STATED TASK
Rewrite the material from its first line up to and including the line that contains "772, 780, 784]" as a Markdown table with the columns Row and Line. Give each line its row number, skip blank lines, and include no other lines.

LISTED RECORDS
····················

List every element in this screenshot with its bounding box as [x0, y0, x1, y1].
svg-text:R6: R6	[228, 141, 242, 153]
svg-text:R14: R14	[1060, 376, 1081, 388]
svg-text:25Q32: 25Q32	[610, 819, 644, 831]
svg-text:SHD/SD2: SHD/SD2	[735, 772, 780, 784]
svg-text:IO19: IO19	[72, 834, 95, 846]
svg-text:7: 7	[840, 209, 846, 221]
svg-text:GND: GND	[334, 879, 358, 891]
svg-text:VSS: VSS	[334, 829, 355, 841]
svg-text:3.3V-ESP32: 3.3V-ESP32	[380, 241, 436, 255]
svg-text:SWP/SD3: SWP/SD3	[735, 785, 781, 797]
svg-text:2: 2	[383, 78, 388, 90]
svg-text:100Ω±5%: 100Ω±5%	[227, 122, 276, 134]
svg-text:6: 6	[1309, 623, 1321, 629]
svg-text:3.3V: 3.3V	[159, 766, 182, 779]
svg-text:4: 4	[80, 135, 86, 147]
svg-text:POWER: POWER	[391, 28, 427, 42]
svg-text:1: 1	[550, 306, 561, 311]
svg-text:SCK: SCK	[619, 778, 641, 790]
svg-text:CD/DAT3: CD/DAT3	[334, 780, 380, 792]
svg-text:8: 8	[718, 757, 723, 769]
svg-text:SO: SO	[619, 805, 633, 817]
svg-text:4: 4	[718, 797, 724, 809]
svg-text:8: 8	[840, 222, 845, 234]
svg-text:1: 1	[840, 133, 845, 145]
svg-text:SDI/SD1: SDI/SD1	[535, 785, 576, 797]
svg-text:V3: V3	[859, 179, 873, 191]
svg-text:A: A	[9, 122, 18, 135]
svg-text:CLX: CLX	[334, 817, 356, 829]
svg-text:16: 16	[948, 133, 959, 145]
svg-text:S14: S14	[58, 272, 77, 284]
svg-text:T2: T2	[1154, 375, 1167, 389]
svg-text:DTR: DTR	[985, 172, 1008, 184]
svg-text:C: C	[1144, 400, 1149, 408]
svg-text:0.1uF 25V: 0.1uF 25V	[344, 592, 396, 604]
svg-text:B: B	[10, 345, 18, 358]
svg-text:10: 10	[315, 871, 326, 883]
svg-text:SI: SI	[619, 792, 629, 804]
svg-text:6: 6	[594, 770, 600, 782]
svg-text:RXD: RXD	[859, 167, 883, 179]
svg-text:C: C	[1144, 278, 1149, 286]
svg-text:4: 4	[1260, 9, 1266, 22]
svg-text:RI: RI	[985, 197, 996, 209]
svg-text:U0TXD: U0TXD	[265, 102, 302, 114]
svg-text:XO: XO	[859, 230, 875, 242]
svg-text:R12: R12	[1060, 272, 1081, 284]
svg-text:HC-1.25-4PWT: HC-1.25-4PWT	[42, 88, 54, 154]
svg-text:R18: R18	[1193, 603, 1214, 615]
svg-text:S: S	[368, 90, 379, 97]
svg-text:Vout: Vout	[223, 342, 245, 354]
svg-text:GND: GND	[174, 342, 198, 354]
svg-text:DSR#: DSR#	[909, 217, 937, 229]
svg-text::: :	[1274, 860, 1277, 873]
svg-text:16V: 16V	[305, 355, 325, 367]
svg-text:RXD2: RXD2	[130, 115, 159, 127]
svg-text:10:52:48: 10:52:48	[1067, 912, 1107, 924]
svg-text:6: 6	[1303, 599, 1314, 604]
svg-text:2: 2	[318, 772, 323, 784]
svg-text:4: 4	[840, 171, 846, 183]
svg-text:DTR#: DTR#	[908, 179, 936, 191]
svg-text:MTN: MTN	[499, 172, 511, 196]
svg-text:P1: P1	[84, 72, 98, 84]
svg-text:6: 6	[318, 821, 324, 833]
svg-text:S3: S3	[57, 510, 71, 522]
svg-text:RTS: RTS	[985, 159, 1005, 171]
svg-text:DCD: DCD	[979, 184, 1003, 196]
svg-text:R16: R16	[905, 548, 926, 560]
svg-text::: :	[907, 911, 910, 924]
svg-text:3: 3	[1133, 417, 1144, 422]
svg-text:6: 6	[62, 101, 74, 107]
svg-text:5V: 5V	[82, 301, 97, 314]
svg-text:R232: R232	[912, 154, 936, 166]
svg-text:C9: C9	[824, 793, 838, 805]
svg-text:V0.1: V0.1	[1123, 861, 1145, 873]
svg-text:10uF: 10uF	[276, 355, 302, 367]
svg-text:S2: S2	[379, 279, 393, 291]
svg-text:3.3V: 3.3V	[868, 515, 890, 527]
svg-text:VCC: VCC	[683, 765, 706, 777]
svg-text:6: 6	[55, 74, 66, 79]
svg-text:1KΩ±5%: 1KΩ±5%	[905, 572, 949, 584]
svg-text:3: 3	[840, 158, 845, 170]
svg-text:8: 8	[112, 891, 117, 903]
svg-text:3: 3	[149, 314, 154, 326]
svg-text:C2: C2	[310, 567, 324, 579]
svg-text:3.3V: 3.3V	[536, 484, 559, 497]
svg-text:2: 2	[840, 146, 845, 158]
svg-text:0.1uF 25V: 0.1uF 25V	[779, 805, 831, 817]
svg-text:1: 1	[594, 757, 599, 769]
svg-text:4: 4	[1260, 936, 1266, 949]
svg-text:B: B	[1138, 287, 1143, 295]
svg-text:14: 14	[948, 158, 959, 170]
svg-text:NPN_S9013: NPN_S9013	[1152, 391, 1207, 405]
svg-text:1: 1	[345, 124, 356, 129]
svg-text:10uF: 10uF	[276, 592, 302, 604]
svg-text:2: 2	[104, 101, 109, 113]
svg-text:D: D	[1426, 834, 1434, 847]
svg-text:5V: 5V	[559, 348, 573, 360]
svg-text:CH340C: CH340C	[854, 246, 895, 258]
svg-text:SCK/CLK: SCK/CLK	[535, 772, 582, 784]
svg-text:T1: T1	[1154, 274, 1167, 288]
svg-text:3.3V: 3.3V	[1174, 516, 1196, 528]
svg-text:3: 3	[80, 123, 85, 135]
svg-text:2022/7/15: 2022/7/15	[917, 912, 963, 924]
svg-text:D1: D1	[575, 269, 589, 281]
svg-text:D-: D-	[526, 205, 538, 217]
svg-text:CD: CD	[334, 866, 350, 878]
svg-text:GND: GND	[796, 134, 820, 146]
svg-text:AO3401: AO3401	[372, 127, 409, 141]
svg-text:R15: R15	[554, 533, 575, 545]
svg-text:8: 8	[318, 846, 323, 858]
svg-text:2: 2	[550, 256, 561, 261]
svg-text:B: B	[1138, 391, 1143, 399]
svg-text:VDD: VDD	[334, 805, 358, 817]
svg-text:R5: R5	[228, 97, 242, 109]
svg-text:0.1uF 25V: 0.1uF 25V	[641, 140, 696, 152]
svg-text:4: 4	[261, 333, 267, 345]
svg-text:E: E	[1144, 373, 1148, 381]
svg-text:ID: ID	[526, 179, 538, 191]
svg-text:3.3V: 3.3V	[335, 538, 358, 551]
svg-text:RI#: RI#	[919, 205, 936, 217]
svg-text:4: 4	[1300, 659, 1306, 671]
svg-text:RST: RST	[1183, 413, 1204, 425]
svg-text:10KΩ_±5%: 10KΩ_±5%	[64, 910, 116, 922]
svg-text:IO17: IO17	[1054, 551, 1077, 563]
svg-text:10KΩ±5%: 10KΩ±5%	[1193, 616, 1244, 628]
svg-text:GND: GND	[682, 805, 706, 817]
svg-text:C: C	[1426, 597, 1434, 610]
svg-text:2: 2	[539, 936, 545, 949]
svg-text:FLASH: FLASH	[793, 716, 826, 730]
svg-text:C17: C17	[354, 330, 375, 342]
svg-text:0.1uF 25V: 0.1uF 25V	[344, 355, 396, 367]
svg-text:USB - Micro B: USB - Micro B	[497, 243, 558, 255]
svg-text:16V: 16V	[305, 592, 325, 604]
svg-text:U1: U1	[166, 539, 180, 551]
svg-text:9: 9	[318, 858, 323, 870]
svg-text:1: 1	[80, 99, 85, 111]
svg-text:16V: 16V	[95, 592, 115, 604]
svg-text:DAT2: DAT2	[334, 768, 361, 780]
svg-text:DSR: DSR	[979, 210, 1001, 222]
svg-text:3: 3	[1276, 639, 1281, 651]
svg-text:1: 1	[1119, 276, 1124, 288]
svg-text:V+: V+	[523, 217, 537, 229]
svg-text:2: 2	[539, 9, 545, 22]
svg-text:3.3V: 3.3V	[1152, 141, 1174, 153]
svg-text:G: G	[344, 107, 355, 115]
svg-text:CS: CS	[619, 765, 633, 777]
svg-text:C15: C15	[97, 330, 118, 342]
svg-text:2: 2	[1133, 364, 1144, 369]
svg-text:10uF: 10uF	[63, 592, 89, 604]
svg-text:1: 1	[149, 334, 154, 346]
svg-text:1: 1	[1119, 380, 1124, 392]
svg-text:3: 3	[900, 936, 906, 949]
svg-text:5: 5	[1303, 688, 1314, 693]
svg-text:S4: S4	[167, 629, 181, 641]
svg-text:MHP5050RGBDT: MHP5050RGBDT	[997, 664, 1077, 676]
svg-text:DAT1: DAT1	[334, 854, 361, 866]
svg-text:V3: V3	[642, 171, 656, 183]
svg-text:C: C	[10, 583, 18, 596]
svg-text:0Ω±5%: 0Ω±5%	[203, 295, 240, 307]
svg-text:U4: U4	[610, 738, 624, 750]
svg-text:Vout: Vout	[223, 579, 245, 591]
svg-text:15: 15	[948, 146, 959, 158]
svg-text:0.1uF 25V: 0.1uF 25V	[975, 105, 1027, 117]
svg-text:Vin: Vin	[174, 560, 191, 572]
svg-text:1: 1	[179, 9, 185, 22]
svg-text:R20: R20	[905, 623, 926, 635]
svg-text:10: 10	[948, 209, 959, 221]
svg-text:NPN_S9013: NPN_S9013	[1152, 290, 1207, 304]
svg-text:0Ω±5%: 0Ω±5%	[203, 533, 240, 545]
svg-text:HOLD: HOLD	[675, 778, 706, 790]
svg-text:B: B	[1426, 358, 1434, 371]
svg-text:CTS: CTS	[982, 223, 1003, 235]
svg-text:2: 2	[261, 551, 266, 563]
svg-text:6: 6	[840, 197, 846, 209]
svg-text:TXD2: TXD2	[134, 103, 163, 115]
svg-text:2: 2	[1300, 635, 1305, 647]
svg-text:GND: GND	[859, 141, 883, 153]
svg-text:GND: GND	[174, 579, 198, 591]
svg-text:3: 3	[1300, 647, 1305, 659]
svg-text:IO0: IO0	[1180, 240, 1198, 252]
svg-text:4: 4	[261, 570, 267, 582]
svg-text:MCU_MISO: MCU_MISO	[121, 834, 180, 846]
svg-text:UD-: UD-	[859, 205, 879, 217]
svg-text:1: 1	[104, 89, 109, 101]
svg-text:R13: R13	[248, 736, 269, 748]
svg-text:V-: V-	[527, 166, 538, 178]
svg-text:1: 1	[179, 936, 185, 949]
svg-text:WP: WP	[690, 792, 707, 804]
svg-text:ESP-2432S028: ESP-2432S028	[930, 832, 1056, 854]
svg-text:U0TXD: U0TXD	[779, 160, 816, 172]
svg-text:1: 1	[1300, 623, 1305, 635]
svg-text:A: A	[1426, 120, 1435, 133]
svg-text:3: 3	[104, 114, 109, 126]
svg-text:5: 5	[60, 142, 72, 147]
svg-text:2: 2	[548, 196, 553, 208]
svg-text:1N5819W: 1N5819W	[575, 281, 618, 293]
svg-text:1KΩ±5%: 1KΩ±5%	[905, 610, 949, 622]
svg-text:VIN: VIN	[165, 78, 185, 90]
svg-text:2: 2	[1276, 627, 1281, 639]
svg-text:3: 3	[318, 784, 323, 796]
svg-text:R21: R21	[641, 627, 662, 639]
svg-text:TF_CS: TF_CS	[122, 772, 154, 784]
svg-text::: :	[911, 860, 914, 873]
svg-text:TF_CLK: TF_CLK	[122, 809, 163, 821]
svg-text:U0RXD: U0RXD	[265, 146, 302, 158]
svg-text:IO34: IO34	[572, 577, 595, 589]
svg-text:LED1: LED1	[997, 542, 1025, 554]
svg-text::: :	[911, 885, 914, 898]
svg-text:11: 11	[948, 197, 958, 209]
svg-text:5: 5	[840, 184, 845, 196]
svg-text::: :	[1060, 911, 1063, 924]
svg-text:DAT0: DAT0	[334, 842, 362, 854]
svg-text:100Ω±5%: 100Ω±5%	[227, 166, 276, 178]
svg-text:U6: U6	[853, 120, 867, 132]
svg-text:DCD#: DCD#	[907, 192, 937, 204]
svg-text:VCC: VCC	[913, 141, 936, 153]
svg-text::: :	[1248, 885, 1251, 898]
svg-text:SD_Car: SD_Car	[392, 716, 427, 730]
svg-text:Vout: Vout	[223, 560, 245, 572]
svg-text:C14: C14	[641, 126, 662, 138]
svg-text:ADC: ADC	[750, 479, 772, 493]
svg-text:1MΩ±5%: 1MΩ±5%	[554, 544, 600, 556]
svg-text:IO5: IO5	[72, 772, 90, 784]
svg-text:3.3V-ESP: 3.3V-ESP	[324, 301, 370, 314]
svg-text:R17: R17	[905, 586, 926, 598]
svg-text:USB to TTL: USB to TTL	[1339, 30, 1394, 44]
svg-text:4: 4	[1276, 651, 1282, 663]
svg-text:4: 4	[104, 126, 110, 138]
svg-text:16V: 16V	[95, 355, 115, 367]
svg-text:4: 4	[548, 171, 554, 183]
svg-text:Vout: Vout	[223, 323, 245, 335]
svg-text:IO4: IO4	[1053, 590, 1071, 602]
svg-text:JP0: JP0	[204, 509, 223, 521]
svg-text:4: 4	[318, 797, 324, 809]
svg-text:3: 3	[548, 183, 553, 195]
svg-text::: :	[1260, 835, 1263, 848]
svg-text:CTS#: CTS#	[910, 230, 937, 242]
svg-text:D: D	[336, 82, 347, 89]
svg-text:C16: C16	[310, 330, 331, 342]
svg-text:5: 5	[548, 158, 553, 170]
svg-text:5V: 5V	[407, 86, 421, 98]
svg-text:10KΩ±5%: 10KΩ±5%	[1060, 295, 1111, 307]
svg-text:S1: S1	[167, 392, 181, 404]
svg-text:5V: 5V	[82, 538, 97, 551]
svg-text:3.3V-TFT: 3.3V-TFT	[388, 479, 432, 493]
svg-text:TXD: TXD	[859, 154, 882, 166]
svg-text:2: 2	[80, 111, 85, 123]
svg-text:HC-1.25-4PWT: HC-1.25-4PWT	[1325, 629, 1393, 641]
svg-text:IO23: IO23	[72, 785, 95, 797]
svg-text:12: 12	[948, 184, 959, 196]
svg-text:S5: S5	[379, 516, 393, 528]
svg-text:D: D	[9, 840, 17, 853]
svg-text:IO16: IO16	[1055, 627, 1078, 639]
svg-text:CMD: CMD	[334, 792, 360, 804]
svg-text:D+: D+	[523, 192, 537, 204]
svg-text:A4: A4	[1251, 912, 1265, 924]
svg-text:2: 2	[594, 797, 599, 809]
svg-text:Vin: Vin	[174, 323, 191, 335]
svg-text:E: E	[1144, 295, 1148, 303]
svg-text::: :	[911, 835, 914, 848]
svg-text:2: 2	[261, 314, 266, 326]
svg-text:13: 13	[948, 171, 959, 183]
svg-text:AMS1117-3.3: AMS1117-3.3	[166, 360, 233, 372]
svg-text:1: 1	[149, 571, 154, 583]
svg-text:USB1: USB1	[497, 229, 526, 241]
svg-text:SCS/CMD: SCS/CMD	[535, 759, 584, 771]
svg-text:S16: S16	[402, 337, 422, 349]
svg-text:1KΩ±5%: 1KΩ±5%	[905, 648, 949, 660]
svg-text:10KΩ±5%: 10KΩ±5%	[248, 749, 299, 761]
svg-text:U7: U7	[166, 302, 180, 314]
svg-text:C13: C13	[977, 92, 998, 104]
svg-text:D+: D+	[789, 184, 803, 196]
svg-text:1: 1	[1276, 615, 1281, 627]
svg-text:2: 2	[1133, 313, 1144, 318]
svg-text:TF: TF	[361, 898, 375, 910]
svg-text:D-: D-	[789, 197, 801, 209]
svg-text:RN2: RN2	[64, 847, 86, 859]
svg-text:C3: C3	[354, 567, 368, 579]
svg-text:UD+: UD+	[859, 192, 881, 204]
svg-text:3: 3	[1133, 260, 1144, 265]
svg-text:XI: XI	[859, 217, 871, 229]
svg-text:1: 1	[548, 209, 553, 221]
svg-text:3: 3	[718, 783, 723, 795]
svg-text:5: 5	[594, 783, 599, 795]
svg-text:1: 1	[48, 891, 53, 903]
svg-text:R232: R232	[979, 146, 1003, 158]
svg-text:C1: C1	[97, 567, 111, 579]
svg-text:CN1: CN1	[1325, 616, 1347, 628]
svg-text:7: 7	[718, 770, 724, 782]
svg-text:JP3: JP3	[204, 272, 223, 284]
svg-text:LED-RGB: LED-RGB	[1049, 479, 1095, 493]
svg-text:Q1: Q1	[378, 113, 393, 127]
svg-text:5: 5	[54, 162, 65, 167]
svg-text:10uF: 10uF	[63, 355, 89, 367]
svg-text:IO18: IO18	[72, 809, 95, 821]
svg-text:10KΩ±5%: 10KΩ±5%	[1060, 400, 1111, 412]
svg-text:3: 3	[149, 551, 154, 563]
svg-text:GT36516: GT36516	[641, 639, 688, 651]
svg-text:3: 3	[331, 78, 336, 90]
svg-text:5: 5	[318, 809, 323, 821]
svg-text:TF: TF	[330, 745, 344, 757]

····················

TASK RESULT
| Row | Line |
|---|---|
| 1 | List every element in this screenshot with its bounding box as [x0, y0, x1, y1]. |
| 2 | svg-text:R6: R6	[228, 141, 242, 153] |
| 3 | svg-text:R14: R14	[1060, 376, 1081, 388] |
| 4 | svg-text:25Q32: 25Q32	[610, 819, 644, 831] |
| 5 | svg-text:SHD/SD2: SHD/SD2	[735, 772, 780, 784] |